| Input material |
┄┄┄┄┄┄

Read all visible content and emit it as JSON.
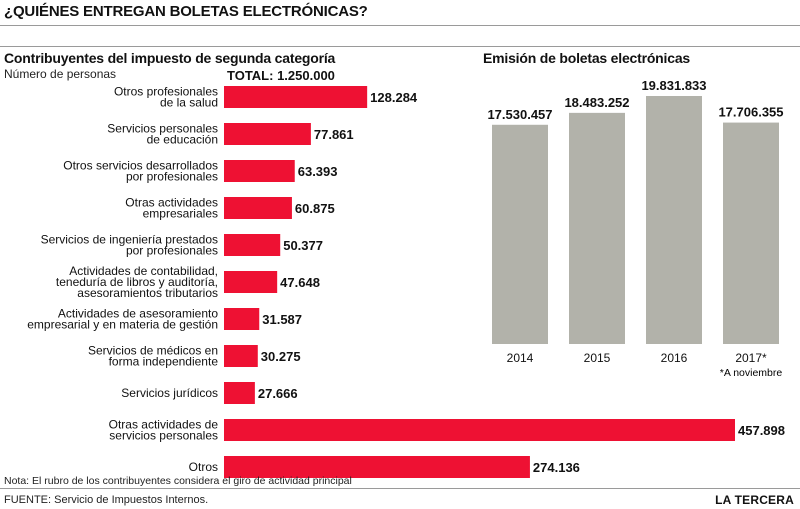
{
  "title": "¿QUIÉNES ENTREGAN BOLETAS ELECTRÓNICAS?",
  "chart_data": [
    {
      "type": "bar",
      "orientation": "horizontal",
      "title": "Contribuyentes del impuesto de segunda categoría",
      "subtitle": "Número de personas",
      "total_label": "TOTAL: 1.250.000",
      "categories": [
        [
          "Otros profesionales",
          "de la salud"
        ],
        [
          "Servicios personales",
          "de educación"
        ],
        [
          "Otros servicios desarrollados",
          "por profesionales"
        ],
        [
          "Otras actividades",
          "empresariales"
        ],
        [
          "Servicios de ingeniería prestados",
          "por profesionales"
        ],
        [
          "Actividades de contabilidad,",
          "teneduría de libros y auditoría,",
          "asesoramientos tributarios"
        ],
        [
          "Actividades de asesoramiento",
          "empresarial y en materia de gestión"
        ],
        [
          "Servicios de médicos en",
          "forma independiente"
        ],
        [
          "Servicios jurídicos"
        ],
        [
          "Otras actividades de",
          "servicios personales"
        ],
        [
          "Otros"
        ]
      ],
      "values": [
        128284,
        77861,
        63393,
        60875,
        50377,
        47648,
        31587,
        30275,
        27666,
        457898,
        274136
      ],
      "value_labels": [
        "128.284",
        "77.861",
        "63.393",
        "60.875",
        "50.377",
        "47.648",
        "31.587",
        "30.275",
        "27.666",
        "457.898",
        "274.136"
      ],
      "color": "#ee1133",
      "note": "Nota: El rubro de los contribuyentes considera el giro de actividad principal"
    },
    {
      "type": "bar",
      "orientation": "vertical",
      "title": "Emisión de boletas electrónicas",
      "categories": [
        "2014",
        "2015",
        "2016",
        "2017*"
      ],
      "values": [
        17530457,
        18483252,
        19831833,
        17706355
      ],
      "value_labels": [
        "17.530.457",
        "18.483.252",
        "19.831.833",
        "17.706.355"
      ],
      "color": "#b2b2aa",
      "footnote": "*A noviembre"
    }
  ],
  "footer": {
    "source": "FUENTE: Servicio de Impuestos Internos.",
    "brand": "LA TERCERA"
  }
}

┄┄┄┄┄┄

| Task to complete |
Show all lines from the data above in which the word "orientation" appears.

| Expected answer |
      "orientation": "horizontal",
      "orientation": "vertical",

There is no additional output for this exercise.